_The request_.
Copy out every line exactly as given.

_Excerpted records_.
>>>>

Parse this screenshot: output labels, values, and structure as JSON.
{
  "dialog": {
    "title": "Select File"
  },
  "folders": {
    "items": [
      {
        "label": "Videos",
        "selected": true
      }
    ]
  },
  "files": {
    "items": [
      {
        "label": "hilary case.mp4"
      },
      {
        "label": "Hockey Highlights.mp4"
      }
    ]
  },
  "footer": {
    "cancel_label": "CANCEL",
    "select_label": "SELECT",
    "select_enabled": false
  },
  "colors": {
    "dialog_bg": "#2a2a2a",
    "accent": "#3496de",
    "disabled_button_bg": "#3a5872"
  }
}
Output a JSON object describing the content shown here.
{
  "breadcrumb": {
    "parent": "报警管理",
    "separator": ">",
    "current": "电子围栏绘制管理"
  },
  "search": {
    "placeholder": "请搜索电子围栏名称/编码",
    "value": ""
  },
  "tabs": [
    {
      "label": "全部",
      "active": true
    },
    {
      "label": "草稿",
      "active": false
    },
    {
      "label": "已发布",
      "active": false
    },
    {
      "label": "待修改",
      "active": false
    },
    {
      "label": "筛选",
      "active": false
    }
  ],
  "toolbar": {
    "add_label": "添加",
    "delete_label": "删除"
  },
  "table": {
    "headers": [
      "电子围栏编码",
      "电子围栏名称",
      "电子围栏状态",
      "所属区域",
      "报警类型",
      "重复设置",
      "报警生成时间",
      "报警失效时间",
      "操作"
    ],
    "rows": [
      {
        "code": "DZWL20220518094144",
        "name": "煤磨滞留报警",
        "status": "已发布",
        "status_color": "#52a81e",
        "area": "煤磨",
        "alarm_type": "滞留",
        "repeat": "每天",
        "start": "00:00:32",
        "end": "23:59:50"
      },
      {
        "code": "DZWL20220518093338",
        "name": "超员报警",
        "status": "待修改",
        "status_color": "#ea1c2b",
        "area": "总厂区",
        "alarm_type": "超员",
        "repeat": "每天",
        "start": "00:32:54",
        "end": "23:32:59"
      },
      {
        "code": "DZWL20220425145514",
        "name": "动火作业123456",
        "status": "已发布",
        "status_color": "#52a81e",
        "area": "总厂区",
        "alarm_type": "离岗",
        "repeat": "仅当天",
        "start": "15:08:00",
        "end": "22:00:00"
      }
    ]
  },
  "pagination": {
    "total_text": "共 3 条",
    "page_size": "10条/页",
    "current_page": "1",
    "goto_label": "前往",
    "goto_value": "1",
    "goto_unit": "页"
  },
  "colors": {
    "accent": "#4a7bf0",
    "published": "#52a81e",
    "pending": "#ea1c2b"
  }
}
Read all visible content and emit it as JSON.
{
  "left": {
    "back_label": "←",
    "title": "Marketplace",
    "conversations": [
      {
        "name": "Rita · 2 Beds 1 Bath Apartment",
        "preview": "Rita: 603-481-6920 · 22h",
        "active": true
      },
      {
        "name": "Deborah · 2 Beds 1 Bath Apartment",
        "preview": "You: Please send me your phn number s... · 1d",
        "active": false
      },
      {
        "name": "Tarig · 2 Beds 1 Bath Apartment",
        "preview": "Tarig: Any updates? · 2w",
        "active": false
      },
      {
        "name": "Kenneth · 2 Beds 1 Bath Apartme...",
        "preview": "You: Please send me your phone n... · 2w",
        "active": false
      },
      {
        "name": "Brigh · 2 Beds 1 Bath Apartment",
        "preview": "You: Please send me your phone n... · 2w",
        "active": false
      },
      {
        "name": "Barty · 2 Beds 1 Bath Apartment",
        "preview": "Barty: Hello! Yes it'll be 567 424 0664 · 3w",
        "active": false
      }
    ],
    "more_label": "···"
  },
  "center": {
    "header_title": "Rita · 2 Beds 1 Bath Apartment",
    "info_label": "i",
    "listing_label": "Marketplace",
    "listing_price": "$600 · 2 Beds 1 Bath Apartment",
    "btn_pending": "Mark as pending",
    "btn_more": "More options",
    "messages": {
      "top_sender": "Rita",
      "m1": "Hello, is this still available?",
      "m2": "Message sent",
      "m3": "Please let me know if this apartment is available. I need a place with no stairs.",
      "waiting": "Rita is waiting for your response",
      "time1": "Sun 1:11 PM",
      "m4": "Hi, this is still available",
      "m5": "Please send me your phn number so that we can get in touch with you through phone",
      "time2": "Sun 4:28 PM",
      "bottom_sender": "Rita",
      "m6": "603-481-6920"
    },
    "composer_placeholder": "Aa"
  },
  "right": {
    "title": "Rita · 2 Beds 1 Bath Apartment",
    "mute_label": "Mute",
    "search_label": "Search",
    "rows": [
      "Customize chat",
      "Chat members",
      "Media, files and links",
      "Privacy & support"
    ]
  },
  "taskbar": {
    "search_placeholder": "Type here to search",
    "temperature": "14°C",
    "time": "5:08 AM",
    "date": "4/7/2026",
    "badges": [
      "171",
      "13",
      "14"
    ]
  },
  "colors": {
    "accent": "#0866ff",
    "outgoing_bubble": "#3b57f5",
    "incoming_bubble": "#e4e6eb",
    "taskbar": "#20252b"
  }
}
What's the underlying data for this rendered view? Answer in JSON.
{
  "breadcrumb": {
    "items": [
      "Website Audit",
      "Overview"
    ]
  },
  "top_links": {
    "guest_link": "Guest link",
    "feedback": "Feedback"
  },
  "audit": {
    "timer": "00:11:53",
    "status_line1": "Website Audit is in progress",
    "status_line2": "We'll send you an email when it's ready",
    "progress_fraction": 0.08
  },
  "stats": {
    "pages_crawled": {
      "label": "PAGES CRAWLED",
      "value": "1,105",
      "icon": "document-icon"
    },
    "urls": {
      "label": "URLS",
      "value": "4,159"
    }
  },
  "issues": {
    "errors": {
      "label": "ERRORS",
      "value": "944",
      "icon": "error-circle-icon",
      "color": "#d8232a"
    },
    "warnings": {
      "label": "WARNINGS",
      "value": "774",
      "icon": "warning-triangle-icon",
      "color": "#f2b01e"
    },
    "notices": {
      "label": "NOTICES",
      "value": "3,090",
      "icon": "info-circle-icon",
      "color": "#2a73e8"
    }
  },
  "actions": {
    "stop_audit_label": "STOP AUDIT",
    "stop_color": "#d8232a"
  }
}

<<<<

_Written response_.
Parse this screenshot: output labels, values, and structure as JSON.
{
  "dialog": {
    "title": "Select File"
  },
  "folders": {
    "items": [
      {
        "label": "Videos",
        "selected": true
      }
    ]
  },
  "files": {
    "items": [
      {
        "label": "hilary case.mp4"
      },
      {
        "label": "Hockey Highlights.mp4"
      }
    ]
  },
  "footer": {
    "cancel_label": "CANCEL",
    "select_label": "SELECT",
    "select_enabled": false
  },
  "colors": {
    "dialog_bg": "#2a2a2a",
    "accent": "#3496de",
    "disabled_button_bg": "#3a5872"
  }
}
Output a JSON object describing the content shown here.
{
  "breadcrumb": {
    "parent": "报警管理",
    "separator": ">",
    "current": "电子围栏绘制管理"
  },
  "search": {
    "placeholder": "请搜索电子围栏名称/编码",
    "value": ""
  },
  "tabs": [
    {
      "label": "全部",
      "active": true
    },
    {
      "label": "草稿",
      "active": false
    },
    {
      "label": "已发布",
      "active": false
    },
    {
      "label": "待修改",
      "active": false
    },
    {
      "label": "筛选",
      "active": false
    }
  ],
  "toolbar": {
    "add_label": "添加",
    "delete_label": "删除"
  },
  "table": {
    "headers": [
      "电子围栏编码",
      "电子围栏名称",
      "电子围栏状态",
      "所属区域",
      "报警类型",
      "重复设置",
      "报警生成时间",
      "报警失效时间",
      "操作"
    ],
    "rows": [
      {
        "code": "DZWL20220518094144",
        "name": "煤磨滞留报警",
        "status": "已发布",
        "status_color": "#52a81e",
        "area": "煤磨",
        "alarm_type": "滞留",
        "repeat": "每天",
        "start": "00:00:32",
        "end": "23:59:50"
      },
      {
        "code": "DZWL20220518093338",
        "name": "超员报警",
        "status": "待修改",
        "status_color": "#ea1c2b",
        "area": "总厂区",
        "alarm_type": "超员",
        "repeat": "每天",
        "start": "00:32:54",
        "end": "23:32:59"
      },
      {
        "code": "DZWL20220425145514",
        "name": "动火作业123456",
        "status": "已发布",
        "status_color": "#52a81e",
        "area": "总厂区",
        "alarm_type": "离岗",
        "repeat": "仅当天",
        "start": "15:08:00",
        "end": "22:00:00"
      }
    ]
  },
  "pagination": {
    "total_text": "共 3 条",
    "page_size": "10条/页",
    "current_page": "1",
    "goto_label": "前往",
    "goto_value": "1",
    "goto_unit": "页"
  },
  "colors": {
    "accent": "#4a7bf0",
    "published": "#52a81e",
    "pending": "#ea1c2b"
  }
}
Read all visible content and emit it as JSON.
{
  "left": {
    "back_label": "←",
    "title": "Marketplace",
    "conversations": [
      {
        "name": "Rita · 2 Beds 1 Bath Apartment",
        "preview": "Rita: 603-481-6920 · 22h",
        "active": true
      },
      {
        "name": "Deborah · 2 Beds 1 Bath Apartment",
        "preview": "You: Please send me your phn number s... · 1d",
        "active": false
      },
      {
        "name": "Tarig · 2 Beds 1 Bath Apartment",
        "preview": "Tarig: Any updates? · 2w",
        "active": false
      },
      {
        "name": "Kenneth · 2 Beds 1 Bath Apartme...",
        "preview": "You: Please send me your phone n... · 2w",
        "active": false
      },
      {
        "name": "Brigh · 2 Beds 1 Bath Apartment",
        "preview": "You: Please send me your phone n... · 2w",
        "active": false
      },
      {
        "name": "Barty · 2 Beds 1 Bath Apartment",
        "preview": "Barty: Hello! Yes it'll be 567 424 0664 · 3w",
        "active": false
      }
    ],
    "more_label": "···"
  },
  "center": {
    "header_title": "Rita · 2 Beds 1 Bath Apartment",
    "info_label": "i",
    "listing_label": "Marketplace",
    "listing_price": "$600 · 2 Beds 1 Bath Apartment",
    "btn_pending": "Mark as pending",
    "btn_more": "More options",
    "messages": {
      "top_sender": "Rita",
      "m1": "Hello, is this still available?",
      "m2": "Message sent",
      "m3": "Please let me know if this apartment is available. I need a place with no stairs.",
      "waiting": "Rita is waiting for your response",
      "time1": "Sun 1:11 PM",
      "m4": "Hi, this is still available",
      "m5": "Please send me your phn number so that we can get in touch with you through phone",
      "time2": "Sun 4:28 PM",
      "bottom_sender": "Rita",
      "m6": "603-481-6920"
    },
    "composer_placeholder": "Aa"
  },
  "right": {
    "title": "Rita · 2 Beds 1 Bath Apartment",
    "mute_label": "Mute",
    "search_label": "Search",
    "rows": [
      "Customize chat",
      "Chat members",
      "Media, files and links",
      "Privacy & support"
    ]
  },
  "taskbar": {
    "search_placeholder": "Type here to search",
    "temperature": "14°C",
    "time": "5:08 AM",
    "date": "4/7/2026",
    "badges": [
      "171",
      "13",
      "14"
    ]
  },
  "colors": {
    "accent": "#0866ff",
    "outgoing_bubble": "#3b57f5",
    "incoming_bubble": "#e4e6eb",
    "taskbar": "#20252b"
  }
}
What's the underlying data for this rendered view? Answer in JSON.
{
  "breadcrumb": {
    "items": [
      "Website Audit",
      "Overview"
    ]
  },
  "top_links": {
    "guest_link": "Guest link",
    "feedback": "Feedback"
  },
  "audit": {
    "timer": "00:11:53",
    "status_line1": "Website Audit is in progress",
    "status_line2": "We'll send you an email when it's ready",
    "progress_fraction": 0.08
  },
  "stats": {
    "pages_crawled": {
      "label": "PAGES CRAWLED",
      "value": "1,105",
      "icon": "document-icon"
    },
    "urls": {
      "label": "URLS",
      "value": "4,159"
    }
  },
  "issues": {
    "errors": {
      "label": "ERRORS",
      "value": "944",
      "icon": "error-circle-icon",
      "color": "#d8232a"
    },
    "warnings": {
      "label": "WARNINGS",
      "value": "774",
      "icon": "warning-triangle-icon",
      "color": "#f2b01e"
    },
    "notices": {
      "label": "NOTICES",
      "value": "3,090",
      "icon": "info-circle-icon",
      "color": "#2a73e8"
    }
  },
  "actions": {
    "stop_audit_label": "STOP AUDIT",
    "stop_color": "#d8232a"
  }
}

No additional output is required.